### [To be done]
Select every line holding the word "this" and copy it.
--- START ---
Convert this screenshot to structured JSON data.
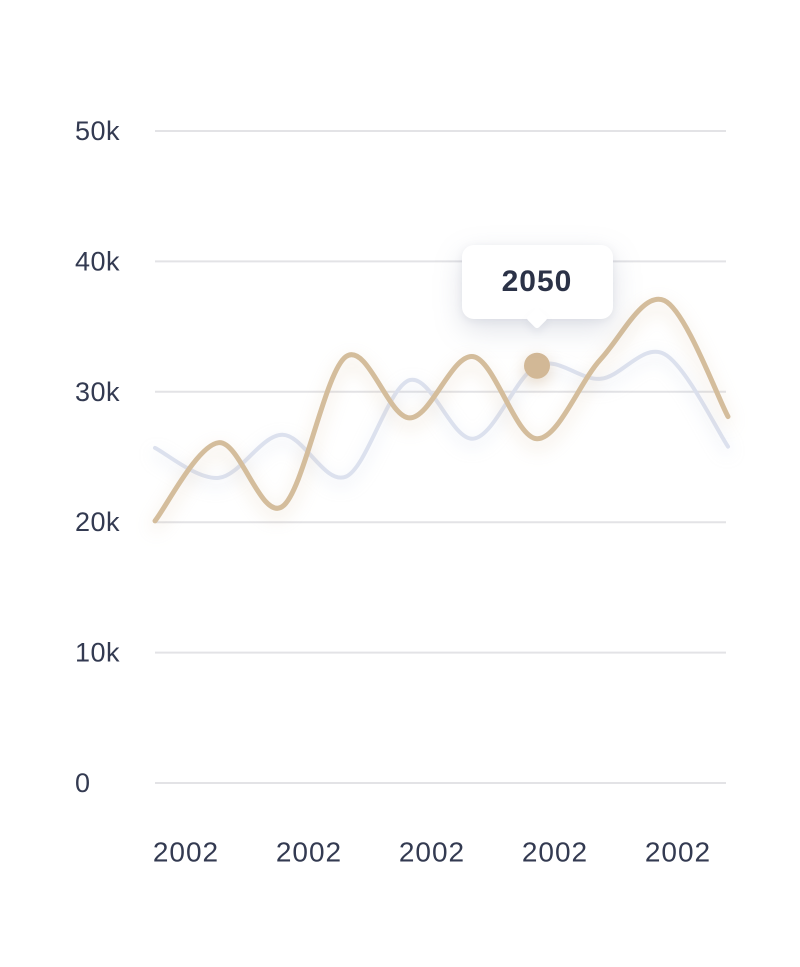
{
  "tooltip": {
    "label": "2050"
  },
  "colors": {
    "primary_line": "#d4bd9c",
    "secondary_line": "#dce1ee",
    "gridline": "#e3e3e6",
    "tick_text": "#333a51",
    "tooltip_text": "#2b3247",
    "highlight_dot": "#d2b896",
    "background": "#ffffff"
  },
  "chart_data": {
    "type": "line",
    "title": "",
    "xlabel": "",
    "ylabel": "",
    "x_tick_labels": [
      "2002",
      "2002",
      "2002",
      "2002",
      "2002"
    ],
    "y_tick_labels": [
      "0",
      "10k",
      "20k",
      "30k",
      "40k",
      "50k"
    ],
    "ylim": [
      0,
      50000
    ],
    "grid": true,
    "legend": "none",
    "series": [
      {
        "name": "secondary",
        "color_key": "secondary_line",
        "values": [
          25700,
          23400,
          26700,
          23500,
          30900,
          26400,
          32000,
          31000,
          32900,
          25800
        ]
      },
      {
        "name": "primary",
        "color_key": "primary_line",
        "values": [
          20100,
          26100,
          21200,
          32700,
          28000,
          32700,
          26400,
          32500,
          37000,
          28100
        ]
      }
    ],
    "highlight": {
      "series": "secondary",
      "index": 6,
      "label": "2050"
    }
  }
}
--- END ---
--- START ---
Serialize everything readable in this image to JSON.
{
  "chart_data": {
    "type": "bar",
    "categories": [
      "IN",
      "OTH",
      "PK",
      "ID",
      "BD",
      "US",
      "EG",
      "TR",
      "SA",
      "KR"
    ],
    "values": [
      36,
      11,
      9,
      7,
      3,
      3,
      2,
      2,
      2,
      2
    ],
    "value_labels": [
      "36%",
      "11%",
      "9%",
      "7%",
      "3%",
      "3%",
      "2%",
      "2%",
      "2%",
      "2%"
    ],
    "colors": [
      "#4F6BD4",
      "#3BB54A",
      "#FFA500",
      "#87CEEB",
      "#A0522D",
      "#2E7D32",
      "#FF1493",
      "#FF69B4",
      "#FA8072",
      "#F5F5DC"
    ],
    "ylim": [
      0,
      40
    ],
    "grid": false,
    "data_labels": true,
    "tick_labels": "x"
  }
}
--- END ---
### [Answer to the problem]
Convert this screenshot to structured JSON data.
Serialize everything readable in this image to JSON.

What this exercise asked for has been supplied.